Could you repeat the records below exactly, leaving out any pictures?

§ DATA ROWS:
━━━━━━━━━━

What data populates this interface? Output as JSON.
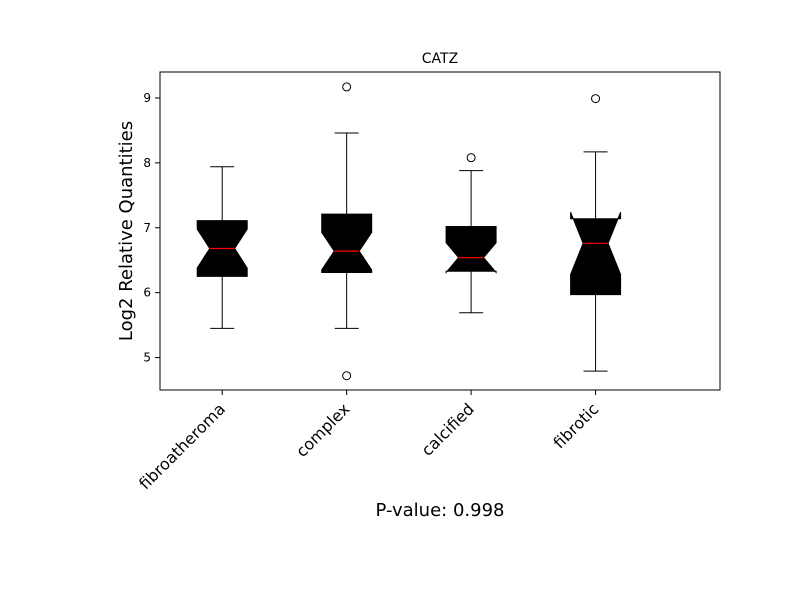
{
  "chart_data": {
    "type": "box",
    "title": "CATZ",
    "ylabel": "Log2 Relative Quantities",
    "footer": "P-value: 0.998",
    "ylim": [
      4.5,
      9.4
    ],
    "yticks": [
      5,
      6,
      7,
      8,
      9
    ],
    "notched": true,
    "box_color": "#000000",
    "median_color": "#ff0000",
    "categories": [
      "fibroatheroma",
      "complex",
      "calcified",
      "fibrotic"
    ],
    "boxes": [
      {
        "name": "fibroatheroma",
        "whislo": 5.45,
        "q1": 6.25,
        "med": 6.68,
        "q3": 7.11,
        "whishi": 7.94,
        "notch_lo": 6.38,
        "notch_hi": 6.98,
        "fliers": []
      },
      {
        "name": "complex",
        "whislo": 5.45,
        "q1": 6.31,
        "med": 6.64,
        "q3": 7.21,
        "whishi": 8.46,
        "notch_lo": 6.35,
        "notch_hi": 6.93,
        "fliers": [
          9.17,
          4.72
        ]
      },
      {
        "name": "calcified",
        "whislo": 5.69,
        "q1": 6.33,
        "med": 6.54,
        "q3": 7.02,
        "whishi": 7.88,
        "notch_lo": 6.31,
        "notch_hi": 6.77,
        "fliers": [
          8.08
        ]
      },
      {
        "name": "fibrotic",
        "whislo": 4.79,
        "q1": 5.97,
        "med": 6.76,
        "q3": 7.14,
        "whishi": 8.17,
        "notch_lo": 6.28,
        "notch_hi": 7.24,
        "fliers": [
          8.99
        ]
      }
    ]
  }
}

━━━━━━━━━━

§ RESULT OF THE TASK:
What data populates this interface? Output as JSON.
{
  "chart_data": {
    "type": "box",
    "title": "CATZ",
    "ylabel": "Log2 Relative Quantities",
    "footer": "P-value: 0.998",
    "ylim": [
      4.5,
      9.4
    ],
    "yticks": [
      5,
      6,
      7,
      8,
      9
    ],
    "notched": true,
    "box_color": "#000000",
    "median_color": "#ff0000",
    "categories": [
      "fibroatheroma",
      "complex",
      "calcified",
      "fibrotic"
    ],
    "boxes": [
      {
        "name": "fibroatheroma",
        "whislo": 5.45,
        "q1": 6.25,
        "med": 6.68,
        "q3": 7.11,
        "whishi": 7.94,
        "notch_lo": 6.38,
        "notch_hi": 6.98,
        "fliers": []
      },
      {
        "name": "complex",
        "whislo": 5.45,
        "q1": 6.31,
        "med": 6.64,
        "q3": 7.21,
        "whishi": 8.46,
        "notch_lo": 6.35,
        "notch_hi": 6.93,
        "fliers": [
          9.17,
          4.72
        ]
      },
      {
        "name": "calcified",
        "whislo": 5.69,
        "q1": 6.33,
        "med": 6.54,
        "q3": 7.02,
        "whishi": 7.88,
        "notch_lo": 6.31,
        "notch_hi": 6.77,
        "fliers": [
          8.08
        ]
      },
      {
        "name": "fibrotic",
        "whislo": 4.79,
        "q1": 5.97,
        "med": 6.76,
        "q3": 7.14,
        "whishi": 8.17,
        "notch_lo": 6.28,
        "notch_hi": 7.24,
        "fliers": [
          8.99
        ]
      }
    ]
  }
}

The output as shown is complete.